• **YOUR OBJECTIVE**: Lines in the listing below that hold "över" are the ones to copy.

• **EXERCISE MATERIALS**:
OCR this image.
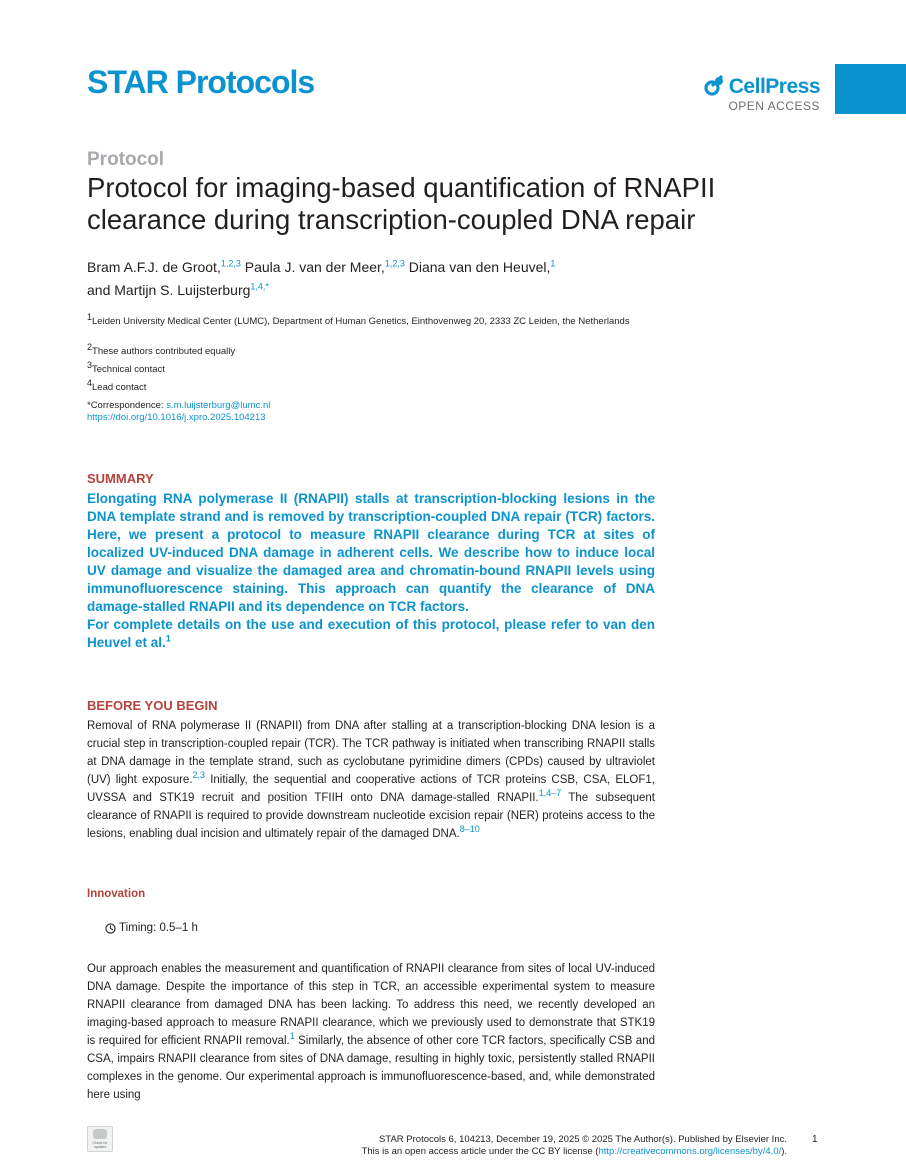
STAR Protocols	CellPress
OPEN ACCESS
Protocol
Protocol for imaging-based quantification of RNAPII clearance during transcription-coupled DNA repair
Bram A.F.J. de Groot,$^{1,2,3}$ Paula J. van der Meer,$^{1,2,3}$ Diana van den Heuvel,$^1$
and Martijn S. Luijsterburg$^{1,4,*}$
$^1$Leiden University Medical Center (LUMC), Department of Human Genetics, Einthovenweg 20, 2333 ZC Leiden, the Netherlands
$^2$These authors contributed equally
$^3$Technical contact
$^4$Lead contact
*Correspondence: s.m.luijsterburg@lumc.nl
https://doi.org/10.1016/j.xpro.2025.104213
SUMMARY

Elongating RNA polymerase II (RNAPII) stalls at transcription-blocking lesions in the DNA template strand and is removed by transcription-coupled DNA repair (TCR) factors. Here, we present a protocol to measure RNAPII clearance during TCR at sites of localized UV-induced DNA damage in adherent cells. We describe how to induce local UV damage and visualize the damaged area and chromatin-bound RNAPII levels using immunofluorescence staining. This approach can quantify the clearance of DNA damage-stalled RNAPII and its dependence on TCR factors.

For complete details on the use and execution of this protocol, please refer to van den Heuvel et al.$^1$

BEFORE YOU BEGIN

Removal of RNA polymerase II (RNAPII) from DNA after stalling at a transcription-blocking DNA lesion is a crucial step in transcription-coupled repair (TCR). The TCR pathway is initiated when transcribing RNAPII stalls at DNA damage in the template strand, such as cyclobutane pyrimidine dimers (CPDs) caused by ultraviolet (UV) light exposure.$^{2,3}$ Initially, the sequential and cooperative actions of TCR proteins CSB, CSA, ELOF1, UVSSA and STK19 recruit and position TFIIH onto DNA damage-stalled RNAPII.$^{1,4-7}$ The subsequent clearance of RNAPII is required to provide downstream nucleotide excision repair (NER) proteins access to the lesions, enabling dual incision and ultimately repair of the damaged DNA.$^{8-10}$

Innovation
Timing: 0.5–1 h

Our approach enables the measurement and quantification of RNAPII clearance from sites of local UV-induced DNA damage. Despite the importance of this step in TCR, an accessible experimental system to measure RNAPII clearance from damaged DNA has been lacking. To address this need, we recently developed an imaging-based approach to measure RNAPII clearance, which we previously used to demonstrate that STK19 is required for efficient RNAPII removal.$^1$ Similarly, the absence of other core TCR factors, specifically CSB and CSA, impairs RNAPII clearance from sites of DNA damage, resulting in highly toxic, persistently stalled RNAPII complexes in the genome. Our experimental approach is immunofluorescence-based, and, while demonstrated here using

Check for updates
STAR Protocols 6, 104213, December 19, 2025 © 2025 The Author(s). Published by Elsevier Inc.
This is an open access article under the CC BY license (http://creativecommons.org/licenses/by/4.0/).
1
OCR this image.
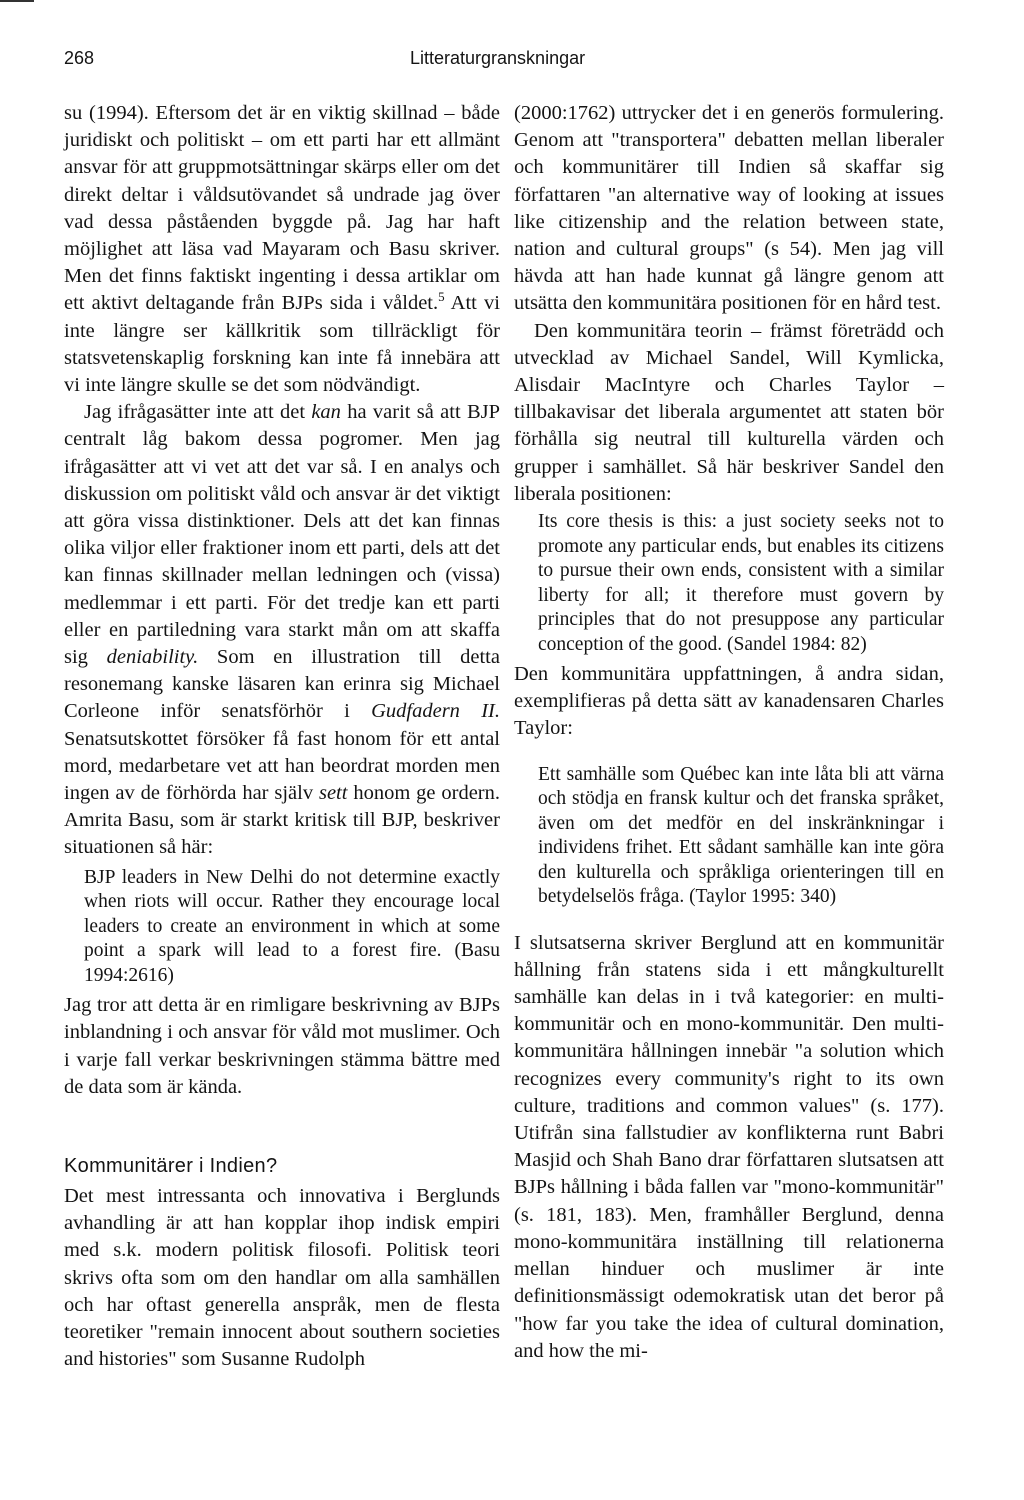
268	Litteraturgranskningar

su (1994). Eftersom det är en viktig skillnad – både juridiskt och politiskt – om ett parti har ett allmänt ansvar för att gruppmotsättningar skärps eller om det direkt deltar i våldsutövandet så undrade jag över vad dessa påståenden byggde på. Jag har haft möjlighet att läsa vad Mayaram och Basu skriver. Men det finns faktiskt ingenting i dessa artiklar om ett aktivt deltagande från BJPs sida i våldet.$^5$ Att vi inte längre ser källkritik som tillräckligt för statsvetenskaplig forskning kan inte få innebära att vi inte längre skulle se det som nödvändigt.

Jag ifrågasätter inte att det kan ha varit så att BJP centralt låg bakom dessa pogromer. Men jag ifrågasätter att vi vet att det var så. I en analys och diskussion om politiskt våld och ansvar är det viktigt att göra vissa distinktioner. Dels att det kan finnas olika viljor eller fraktioner inom ett parti, dels att det kan finnas skillnader mellan ledningen och (vissa) medlemmar i ett parti. För det tredje kan ett parti eller en partiledning vara starkt mån om att skaffa sig deniability. Som en illustration till detta resonemang kanske läsaren kan erinra sig Michael Corleone inför senatsförhör i Gudfadern II. Senatsutskottet försöker få fast honom för ett antal mord, medarbetare vet att han beordrat morden men ingen av de förhörda har själv sett honom ge ordern. Amrita Basu, som är starkt kritisk till BJP, beskriver situationen så här:

BJP leaders in New Delhi do not determine exactly when riots will occur. Rather they encourage local leaders to create an environment in which at some point a spark will lead to a forest fire. (Basu 1994:2616)

Jag tror att detta är en rimligare beskrivning av BJPs inblandning i och ansvar för våld mot muslimer. Och i varje fall verkar beskrivningen stämma bättre med de data som är kända.

Kommunitärer i Indien?

Det mest intressanta och innovativa i Berglunds avhandling är att han kopplar ihop indisk empiri med s.k. modern politisk filosofi. Politisk teori skrivs ofta som om den handlar om alla samhällen och har oftast generella anspråk, men de flesta teoretiker "remain innocent about southern societies and histories" som Susanne Rudolph

(2000:1762) uttrycker det i en generös formulering. Genom att "transportera" debatten mellan liberaler och kommunitärer till Indien så skaffar sig författaren "an alternative way of looking at issues like citizenship and the relation between state, nation and cultural groups" (s 54). Men jag vill hävda att han hade kunnat gå längre genom att utsätta den kommunitära positionen för en hård test.

Den kommunitära teorin – främst företrädd och utvecklad av Michael Sandel, Will Kymlicka, Alisdair MacIntyre och Charles Taylor – tillbakavisar det liberala argumentet att staten bör förhålla sig neutral till kulturella värden och grupper i samhället. Så här beskriver Sandel den liberala positionen:

Its core thesis is this: a just society seeks not to promote any particular ends, but enables its citizens to pursue their own ends, consistent with a similar liberty for all; it therefore must govern by principles that do not presuppose any particular conception of the good. (Sandel 1984: 82)

Den kommunitära uppfattningen, å andra sidan, exemplifieras på detta sätt av kanadensaren Charles Taylor:

Ett samhälle som Québec kan inte låta bli att värna och stödja en fransk kultur och det franska språket, även om det medför en del inskränkningar i individens frihet. Ett sådant samhälle kan inte göra den kulturella och språkliga orienteringen till en betydelselös fråga. (Taylor 1995: 340)

I slutsatserna skriver Berglund att en kommunitär hållning från statens sida i ett mångkulturellt samhälle kan delas in i två kategorier: en multikommunitär och en mono-kommunitär. Den multi-kommunitära hållningen innebär "a solution which recognizes every community's right to its own culture, traditions and common values" (s. 177). Utifrån sina fallstudier av konflikterna runt Babri Masjid och Shah Bano drar författaren slutsatsen att BJPs hållning i båda fallen var "mono-kommunitär" (s. 181, 183). Men, framhåller Berglund, denna mono-kommunitära inställning till relationerna mellan hinduer och muslimer är inte definitionsmässigt odemokratisk utan det beror på "how far you take the idea of cultural domination, and how the mi-
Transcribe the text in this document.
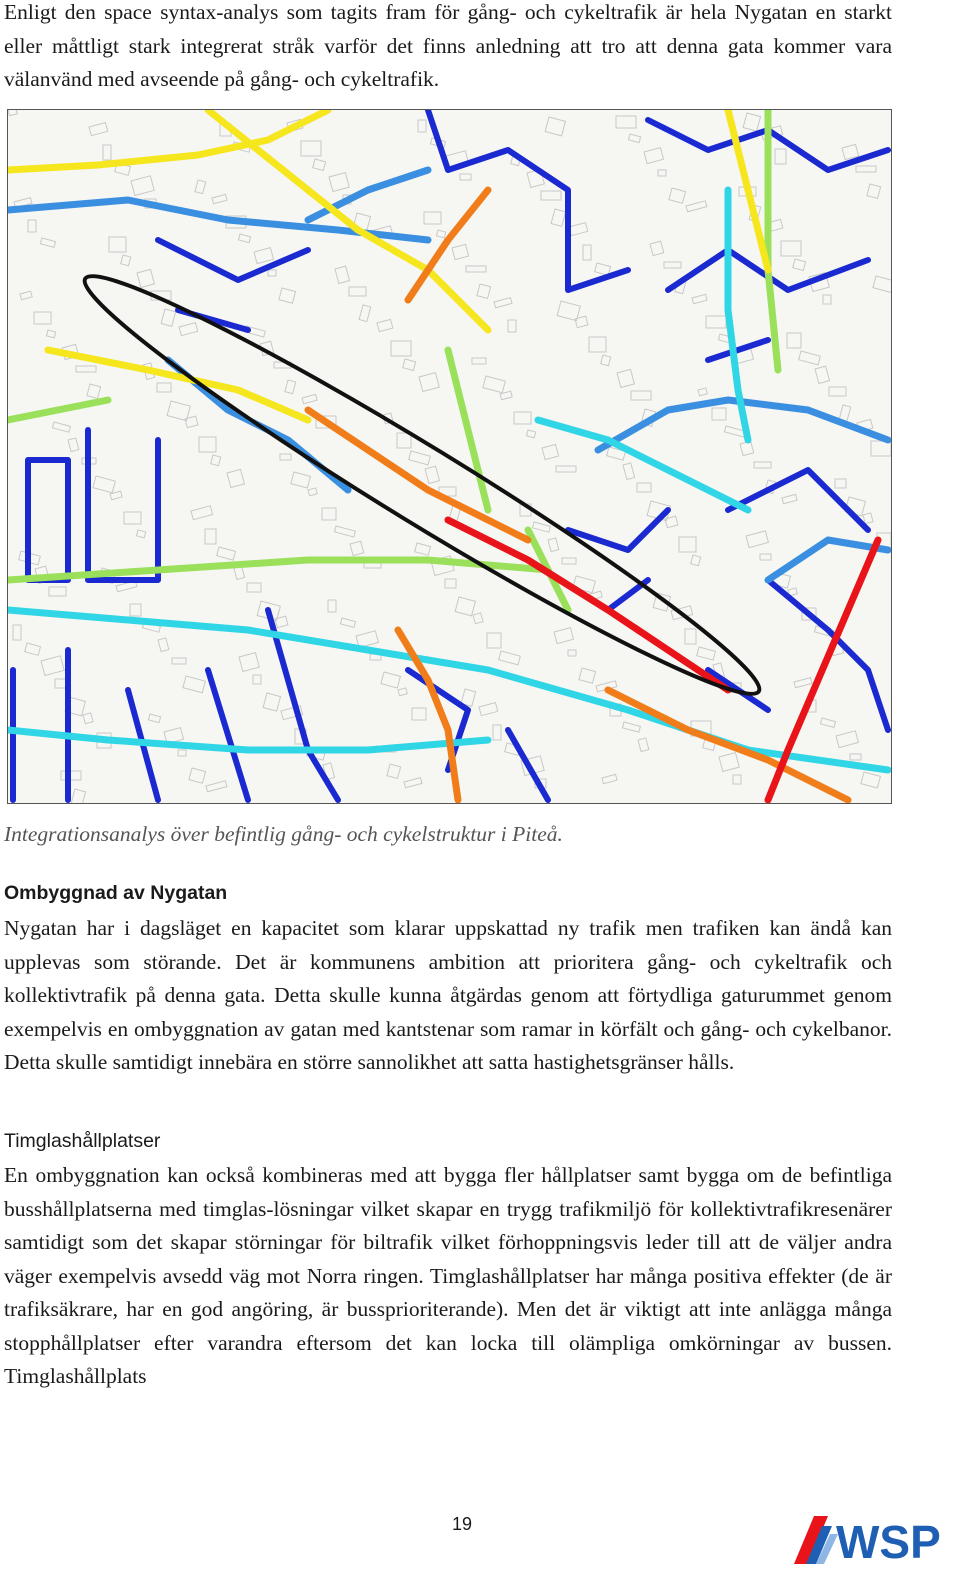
Enligt den space syntax-analys som tagits fram för gång- och cykeltrafik är hela Nygatan en starkt eller måttligt stark integrerat stråk varför det finns anledning att tro att denna gata kommer vara välanvänd med avseende på gång- och cykeltrafik.

Integrationsanalys över befintlig gång- och cykelstruktur i Piteå.

Ombyggnad av Nygatan

Nygatan har i dagsläget en kapacitet som klarar uppskattad ny trafik men trafiken kan ändå kan upplevas som störande. Det är kommunens ambition att prioritera gång- och cykeltrafik och kollektivtrafik på denna gata. Detta skulle kunna åtgärdas genom att förtydliga gaturummet genom exempelvis en ombyggnation av gatan med kantstenar som ramar in körfält och gång- och cykelbanor. Detta skulle samtidigt innebära en större sannolikhet att satta hastighetsgränser hålls.

Timglashållplatser

En ombyggnation kan också kombineras med att bygga fler hållplatser samt bygga om de befintliga busshållplatserna med timglas-lösningar vilket skapar en trygg trafikmiljö för kollektivtrafikresenärer samtidigt som det skapar störningar för biltrafik vilket förhoppningsvis leder till att de väljer andra väger exempelvis avsedd väg mot Norra ringen. Timglashållplatser har många positiva effekter (de är trafiksäkrare, har en god angöring, är bussprioriterande). Men det är viktigt att inte anlägga många stopphållplatser efter varandra eftersom det kan locka till olämpliga omkörningar av bussen. Timglashållplats

19	WSP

• **ANSWER SPACE**:
su (1994). Eftersom det är en viktig skillnad – både juridiskt och politiskt – om ett parti har ett allmänt ansvar för att gruppmotsättningar skärps eller om det direkt deltar i våldsutövandet så undrade jag över vad dessa påståenden byggde på. Jag har haft möjlighet att läsa vad Mayaram och Basu skriver. Men det finns faktiskt ingenting i dessa artiklar om ett aktivt deltagande från BJPs sida i våldet.$^5$ Att vi inte längre ser källkritik som tillräckligt för statsvetenskaplig forskning kan inte få innebära att vi inte längre skulle se det som nödvändigt.
Integrationsanalys över befintlig gång- och cykelstruktur i Piteå.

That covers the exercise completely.